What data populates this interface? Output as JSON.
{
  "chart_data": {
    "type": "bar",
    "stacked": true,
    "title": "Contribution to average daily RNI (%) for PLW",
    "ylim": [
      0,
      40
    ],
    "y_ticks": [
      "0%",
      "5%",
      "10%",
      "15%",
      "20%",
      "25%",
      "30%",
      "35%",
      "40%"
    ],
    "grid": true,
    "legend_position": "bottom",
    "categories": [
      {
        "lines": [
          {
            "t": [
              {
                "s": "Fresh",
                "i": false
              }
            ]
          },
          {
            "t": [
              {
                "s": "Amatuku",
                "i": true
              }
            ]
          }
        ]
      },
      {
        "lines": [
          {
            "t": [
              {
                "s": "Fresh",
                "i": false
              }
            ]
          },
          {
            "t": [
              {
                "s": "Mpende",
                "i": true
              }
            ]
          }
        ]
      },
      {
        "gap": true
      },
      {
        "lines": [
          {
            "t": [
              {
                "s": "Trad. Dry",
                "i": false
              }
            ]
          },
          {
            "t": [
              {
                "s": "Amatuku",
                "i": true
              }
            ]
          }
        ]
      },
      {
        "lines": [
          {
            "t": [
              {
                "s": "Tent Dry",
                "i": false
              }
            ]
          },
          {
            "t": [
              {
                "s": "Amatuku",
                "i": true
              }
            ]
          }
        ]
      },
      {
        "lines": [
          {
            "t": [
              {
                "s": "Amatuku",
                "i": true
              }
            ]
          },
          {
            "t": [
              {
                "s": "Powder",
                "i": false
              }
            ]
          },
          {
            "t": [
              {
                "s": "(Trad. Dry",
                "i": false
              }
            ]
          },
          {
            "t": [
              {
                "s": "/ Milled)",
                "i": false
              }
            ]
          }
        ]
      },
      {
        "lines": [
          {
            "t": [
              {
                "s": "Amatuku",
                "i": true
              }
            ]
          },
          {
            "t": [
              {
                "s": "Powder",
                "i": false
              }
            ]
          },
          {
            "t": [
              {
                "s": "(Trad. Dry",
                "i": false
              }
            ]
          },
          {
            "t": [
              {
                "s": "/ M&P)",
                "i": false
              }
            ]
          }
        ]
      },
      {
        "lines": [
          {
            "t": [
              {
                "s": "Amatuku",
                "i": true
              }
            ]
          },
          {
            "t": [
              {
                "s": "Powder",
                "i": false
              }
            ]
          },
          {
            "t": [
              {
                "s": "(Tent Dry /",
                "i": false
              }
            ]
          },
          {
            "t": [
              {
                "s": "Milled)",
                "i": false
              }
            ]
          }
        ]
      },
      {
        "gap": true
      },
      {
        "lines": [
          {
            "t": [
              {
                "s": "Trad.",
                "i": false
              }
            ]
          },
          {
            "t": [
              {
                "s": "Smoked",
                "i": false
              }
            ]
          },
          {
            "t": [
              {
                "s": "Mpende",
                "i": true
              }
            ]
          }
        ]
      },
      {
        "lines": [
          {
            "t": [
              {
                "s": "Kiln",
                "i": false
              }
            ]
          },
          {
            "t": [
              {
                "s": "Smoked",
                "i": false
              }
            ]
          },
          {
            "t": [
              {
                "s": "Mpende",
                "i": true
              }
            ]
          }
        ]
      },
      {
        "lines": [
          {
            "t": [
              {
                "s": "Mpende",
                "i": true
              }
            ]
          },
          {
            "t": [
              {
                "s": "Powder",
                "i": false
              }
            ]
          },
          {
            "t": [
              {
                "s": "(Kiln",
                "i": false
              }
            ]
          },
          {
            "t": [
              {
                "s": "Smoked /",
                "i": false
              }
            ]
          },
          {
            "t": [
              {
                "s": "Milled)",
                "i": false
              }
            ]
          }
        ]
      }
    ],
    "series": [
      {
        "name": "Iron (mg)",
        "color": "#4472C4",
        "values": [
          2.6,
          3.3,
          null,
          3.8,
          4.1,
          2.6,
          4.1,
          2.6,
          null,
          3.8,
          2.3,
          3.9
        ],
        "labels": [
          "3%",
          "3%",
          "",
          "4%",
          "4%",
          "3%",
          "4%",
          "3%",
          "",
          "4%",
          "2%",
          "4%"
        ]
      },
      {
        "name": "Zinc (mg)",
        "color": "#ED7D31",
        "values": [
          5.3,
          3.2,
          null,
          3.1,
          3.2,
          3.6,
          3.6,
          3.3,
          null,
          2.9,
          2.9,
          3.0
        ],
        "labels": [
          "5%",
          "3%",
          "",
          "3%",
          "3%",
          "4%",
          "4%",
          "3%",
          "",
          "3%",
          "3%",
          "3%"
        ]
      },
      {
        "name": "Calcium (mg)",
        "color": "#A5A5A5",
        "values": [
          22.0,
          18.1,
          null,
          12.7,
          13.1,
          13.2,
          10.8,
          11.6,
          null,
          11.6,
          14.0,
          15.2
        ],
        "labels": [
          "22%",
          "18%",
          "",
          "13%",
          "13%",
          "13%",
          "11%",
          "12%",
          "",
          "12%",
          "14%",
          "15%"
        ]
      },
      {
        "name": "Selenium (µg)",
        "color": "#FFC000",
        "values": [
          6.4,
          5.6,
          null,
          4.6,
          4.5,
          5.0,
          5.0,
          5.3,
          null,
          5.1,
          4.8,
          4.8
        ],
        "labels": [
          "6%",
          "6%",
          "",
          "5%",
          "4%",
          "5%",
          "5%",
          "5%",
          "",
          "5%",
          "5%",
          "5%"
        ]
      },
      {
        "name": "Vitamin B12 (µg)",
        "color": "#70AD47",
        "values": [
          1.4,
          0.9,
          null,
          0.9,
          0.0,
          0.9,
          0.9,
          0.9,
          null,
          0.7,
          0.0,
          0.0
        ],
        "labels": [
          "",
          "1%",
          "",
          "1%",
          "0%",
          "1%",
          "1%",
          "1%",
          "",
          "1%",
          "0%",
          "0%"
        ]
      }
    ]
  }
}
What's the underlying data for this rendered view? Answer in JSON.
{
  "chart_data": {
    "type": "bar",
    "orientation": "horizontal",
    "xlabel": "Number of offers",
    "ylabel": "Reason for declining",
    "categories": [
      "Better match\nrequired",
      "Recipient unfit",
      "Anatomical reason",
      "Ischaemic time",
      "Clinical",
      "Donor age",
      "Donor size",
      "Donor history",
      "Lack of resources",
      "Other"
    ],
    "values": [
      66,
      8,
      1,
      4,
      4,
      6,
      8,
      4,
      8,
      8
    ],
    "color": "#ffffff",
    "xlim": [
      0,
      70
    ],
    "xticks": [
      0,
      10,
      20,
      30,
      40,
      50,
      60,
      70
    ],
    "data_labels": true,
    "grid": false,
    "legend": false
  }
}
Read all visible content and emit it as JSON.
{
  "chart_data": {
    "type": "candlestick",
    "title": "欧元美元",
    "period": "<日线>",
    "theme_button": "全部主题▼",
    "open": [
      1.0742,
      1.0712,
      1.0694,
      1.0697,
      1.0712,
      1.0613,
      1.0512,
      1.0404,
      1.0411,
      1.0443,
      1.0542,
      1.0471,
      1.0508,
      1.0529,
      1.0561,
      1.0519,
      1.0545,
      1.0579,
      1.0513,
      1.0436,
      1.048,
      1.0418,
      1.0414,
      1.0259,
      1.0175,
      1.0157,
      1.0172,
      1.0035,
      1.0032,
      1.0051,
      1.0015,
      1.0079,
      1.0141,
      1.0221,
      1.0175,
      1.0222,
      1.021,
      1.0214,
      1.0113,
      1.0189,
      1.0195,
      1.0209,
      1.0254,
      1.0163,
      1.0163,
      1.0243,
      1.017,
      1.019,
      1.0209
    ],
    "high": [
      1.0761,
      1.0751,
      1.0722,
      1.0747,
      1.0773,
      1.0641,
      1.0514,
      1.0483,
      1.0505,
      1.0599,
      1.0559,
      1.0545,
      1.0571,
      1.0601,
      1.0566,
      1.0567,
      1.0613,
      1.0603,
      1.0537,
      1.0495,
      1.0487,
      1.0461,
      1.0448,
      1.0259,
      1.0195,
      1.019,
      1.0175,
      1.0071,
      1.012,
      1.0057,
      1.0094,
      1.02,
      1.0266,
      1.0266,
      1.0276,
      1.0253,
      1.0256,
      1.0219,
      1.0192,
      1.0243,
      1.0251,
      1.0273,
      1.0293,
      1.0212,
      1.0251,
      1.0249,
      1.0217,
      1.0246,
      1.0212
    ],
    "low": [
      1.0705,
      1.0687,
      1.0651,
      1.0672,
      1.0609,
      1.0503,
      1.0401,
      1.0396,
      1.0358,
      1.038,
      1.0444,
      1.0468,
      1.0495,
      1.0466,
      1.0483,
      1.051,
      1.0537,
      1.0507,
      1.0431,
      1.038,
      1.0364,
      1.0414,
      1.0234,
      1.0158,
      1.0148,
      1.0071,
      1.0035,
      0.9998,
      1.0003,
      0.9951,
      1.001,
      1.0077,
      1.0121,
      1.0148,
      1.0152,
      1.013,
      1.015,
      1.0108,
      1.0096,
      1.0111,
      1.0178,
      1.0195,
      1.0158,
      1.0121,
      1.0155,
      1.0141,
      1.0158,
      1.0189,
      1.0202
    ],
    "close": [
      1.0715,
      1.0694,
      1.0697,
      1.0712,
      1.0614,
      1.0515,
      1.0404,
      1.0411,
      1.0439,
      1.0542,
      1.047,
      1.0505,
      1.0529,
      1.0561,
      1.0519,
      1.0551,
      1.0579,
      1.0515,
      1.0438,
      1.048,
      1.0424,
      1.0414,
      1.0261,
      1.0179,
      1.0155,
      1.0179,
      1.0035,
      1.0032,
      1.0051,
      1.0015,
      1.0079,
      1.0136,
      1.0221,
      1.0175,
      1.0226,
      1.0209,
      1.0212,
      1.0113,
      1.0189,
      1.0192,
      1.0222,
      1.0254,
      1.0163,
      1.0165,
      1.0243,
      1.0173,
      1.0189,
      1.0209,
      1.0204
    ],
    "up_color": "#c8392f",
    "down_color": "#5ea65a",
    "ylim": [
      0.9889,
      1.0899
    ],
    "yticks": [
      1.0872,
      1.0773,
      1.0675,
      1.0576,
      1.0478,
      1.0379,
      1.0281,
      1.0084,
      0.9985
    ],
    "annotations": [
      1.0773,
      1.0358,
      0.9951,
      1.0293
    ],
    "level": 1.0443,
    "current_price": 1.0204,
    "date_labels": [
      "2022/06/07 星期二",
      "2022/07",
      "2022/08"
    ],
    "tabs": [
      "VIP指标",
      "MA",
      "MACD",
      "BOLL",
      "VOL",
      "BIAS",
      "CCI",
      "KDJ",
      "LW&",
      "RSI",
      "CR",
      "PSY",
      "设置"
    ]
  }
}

== == ==

Directions:
Read through the entries and copy every line that includes "name".

Result of the exercise:
        "name": "Iron (mg)",
        "name": "Zinc (mg)",
        "name": "Calcium (mg)",
        "name": "Selenium (µg)",
        "name": "Vitamin B12 (µg)",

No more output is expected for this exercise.